### MATERIAL

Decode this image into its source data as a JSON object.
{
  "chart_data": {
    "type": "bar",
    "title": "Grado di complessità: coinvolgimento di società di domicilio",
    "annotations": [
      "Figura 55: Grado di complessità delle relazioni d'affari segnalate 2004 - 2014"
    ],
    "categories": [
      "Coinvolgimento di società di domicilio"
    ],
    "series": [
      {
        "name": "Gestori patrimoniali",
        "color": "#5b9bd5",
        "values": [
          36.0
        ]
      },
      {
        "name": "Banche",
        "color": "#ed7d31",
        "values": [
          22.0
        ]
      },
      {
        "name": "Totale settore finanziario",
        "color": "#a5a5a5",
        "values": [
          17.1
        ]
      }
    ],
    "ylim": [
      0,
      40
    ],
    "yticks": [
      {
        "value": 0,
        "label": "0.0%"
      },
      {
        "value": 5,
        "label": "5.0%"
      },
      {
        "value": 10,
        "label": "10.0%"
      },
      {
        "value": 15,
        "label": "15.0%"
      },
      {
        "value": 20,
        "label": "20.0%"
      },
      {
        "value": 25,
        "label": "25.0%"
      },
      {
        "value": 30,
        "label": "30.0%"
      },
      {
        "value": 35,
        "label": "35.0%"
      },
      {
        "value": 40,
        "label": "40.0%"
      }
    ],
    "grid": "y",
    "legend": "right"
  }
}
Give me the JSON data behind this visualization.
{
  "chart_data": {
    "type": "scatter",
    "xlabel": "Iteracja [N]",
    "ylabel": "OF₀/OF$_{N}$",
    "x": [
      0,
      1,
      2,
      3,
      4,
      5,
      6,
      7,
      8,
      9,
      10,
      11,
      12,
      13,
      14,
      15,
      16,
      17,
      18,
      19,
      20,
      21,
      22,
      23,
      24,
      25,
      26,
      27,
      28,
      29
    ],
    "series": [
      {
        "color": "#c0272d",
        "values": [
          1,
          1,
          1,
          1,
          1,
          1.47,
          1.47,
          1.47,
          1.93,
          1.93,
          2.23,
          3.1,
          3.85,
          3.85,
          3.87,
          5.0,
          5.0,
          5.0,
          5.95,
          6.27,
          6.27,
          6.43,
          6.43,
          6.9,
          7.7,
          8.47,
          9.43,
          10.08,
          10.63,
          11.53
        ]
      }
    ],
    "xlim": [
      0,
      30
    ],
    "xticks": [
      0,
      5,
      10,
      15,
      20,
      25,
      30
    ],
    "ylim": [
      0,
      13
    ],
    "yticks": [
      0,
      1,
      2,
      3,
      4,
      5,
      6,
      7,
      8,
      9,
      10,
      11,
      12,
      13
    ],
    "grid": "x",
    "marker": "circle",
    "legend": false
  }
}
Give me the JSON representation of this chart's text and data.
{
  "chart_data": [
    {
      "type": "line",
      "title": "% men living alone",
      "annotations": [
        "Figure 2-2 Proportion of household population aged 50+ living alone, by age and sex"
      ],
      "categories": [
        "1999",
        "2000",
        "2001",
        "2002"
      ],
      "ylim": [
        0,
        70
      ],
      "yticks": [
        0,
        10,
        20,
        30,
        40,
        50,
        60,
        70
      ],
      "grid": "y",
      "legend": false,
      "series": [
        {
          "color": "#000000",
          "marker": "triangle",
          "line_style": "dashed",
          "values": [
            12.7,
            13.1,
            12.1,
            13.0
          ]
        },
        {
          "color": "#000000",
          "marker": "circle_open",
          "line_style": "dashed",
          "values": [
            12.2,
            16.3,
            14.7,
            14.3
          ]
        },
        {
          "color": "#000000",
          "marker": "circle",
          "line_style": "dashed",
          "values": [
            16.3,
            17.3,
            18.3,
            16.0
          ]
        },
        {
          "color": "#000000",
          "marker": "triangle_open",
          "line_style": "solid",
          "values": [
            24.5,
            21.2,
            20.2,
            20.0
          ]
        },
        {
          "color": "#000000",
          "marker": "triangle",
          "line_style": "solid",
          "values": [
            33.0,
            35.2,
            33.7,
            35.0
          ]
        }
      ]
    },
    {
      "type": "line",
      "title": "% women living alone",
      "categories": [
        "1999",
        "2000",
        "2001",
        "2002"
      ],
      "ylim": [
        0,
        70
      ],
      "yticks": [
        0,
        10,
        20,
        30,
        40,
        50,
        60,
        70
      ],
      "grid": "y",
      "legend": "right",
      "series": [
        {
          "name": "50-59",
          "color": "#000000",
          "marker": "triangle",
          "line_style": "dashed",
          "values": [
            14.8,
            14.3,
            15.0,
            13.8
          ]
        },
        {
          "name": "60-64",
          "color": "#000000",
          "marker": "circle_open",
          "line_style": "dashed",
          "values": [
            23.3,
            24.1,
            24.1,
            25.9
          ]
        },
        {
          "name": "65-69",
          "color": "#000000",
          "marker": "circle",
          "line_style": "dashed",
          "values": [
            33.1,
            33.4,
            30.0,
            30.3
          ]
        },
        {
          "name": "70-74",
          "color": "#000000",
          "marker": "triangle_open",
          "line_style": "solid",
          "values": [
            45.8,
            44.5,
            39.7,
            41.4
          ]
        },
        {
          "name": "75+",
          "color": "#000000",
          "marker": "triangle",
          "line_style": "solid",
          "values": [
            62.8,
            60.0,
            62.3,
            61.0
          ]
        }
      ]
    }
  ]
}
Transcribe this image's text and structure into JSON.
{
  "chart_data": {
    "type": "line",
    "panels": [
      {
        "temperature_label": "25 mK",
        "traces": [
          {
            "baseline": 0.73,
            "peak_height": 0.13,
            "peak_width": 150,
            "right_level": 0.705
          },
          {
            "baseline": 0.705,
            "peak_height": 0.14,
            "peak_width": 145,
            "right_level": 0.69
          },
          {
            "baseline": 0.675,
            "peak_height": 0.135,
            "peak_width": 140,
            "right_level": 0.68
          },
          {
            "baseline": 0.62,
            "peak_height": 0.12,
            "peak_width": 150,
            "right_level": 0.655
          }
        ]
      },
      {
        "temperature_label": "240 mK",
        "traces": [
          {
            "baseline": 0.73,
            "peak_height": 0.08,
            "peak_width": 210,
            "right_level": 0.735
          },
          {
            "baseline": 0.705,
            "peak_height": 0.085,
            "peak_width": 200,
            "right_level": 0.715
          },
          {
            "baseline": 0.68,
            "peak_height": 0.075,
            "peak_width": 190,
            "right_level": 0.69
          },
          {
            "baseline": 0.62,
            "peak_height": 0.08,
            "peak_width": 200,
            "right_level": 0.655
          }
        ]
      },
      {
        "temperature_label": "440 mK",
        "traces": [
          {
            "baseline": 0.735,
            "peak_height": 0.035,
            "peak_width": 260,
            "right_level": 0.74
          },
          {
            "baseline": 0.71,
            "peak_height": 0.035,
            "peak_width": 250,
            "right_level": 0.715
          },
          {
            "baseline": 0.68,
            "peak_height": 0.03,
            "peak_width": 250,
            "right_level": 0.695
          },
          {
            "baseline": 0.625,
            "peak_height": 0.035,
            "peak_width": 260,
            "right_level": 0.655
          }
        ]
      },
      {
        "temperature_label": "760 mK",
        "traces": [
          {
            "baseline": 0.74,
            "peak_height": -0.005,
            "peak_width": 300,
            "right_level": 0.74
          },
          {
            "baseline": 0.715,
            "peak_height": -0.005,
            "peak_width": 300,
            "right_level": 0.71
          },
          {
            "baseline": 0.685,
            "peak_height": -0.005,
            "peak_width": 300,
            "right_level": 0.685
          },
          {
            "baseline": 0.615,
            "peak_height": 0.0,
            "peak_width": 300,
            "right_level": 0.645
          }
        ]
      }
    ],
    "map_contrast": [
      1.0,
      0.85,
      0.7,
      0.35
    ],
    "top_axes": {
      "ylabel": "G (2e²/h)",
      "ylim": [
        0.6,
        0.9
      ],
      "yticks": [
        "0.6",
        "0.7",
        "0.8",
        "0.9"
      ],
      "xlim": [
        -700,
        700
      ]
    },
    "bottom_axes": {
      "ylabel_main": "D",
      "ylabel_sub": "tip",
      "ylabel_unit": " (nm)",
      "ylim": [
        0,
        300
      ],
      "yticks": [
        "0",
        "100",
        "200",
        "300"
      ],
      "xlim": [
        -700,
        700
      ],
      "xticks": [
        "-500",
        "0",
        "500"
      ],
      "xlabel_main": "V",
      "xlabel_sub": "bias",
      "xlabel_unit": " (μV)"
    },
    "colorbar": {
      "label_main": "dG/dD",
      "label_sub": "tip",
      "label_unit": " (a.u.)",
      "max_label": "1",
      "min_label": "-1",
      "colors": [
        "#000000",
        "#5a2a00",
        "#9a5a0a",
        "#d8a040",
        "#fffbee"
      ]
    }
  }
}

######

PROBLEM: Count each line of the entries that holds the word "domicilio", then state the total and nothing more.

WRITTEN SOLUTION: 2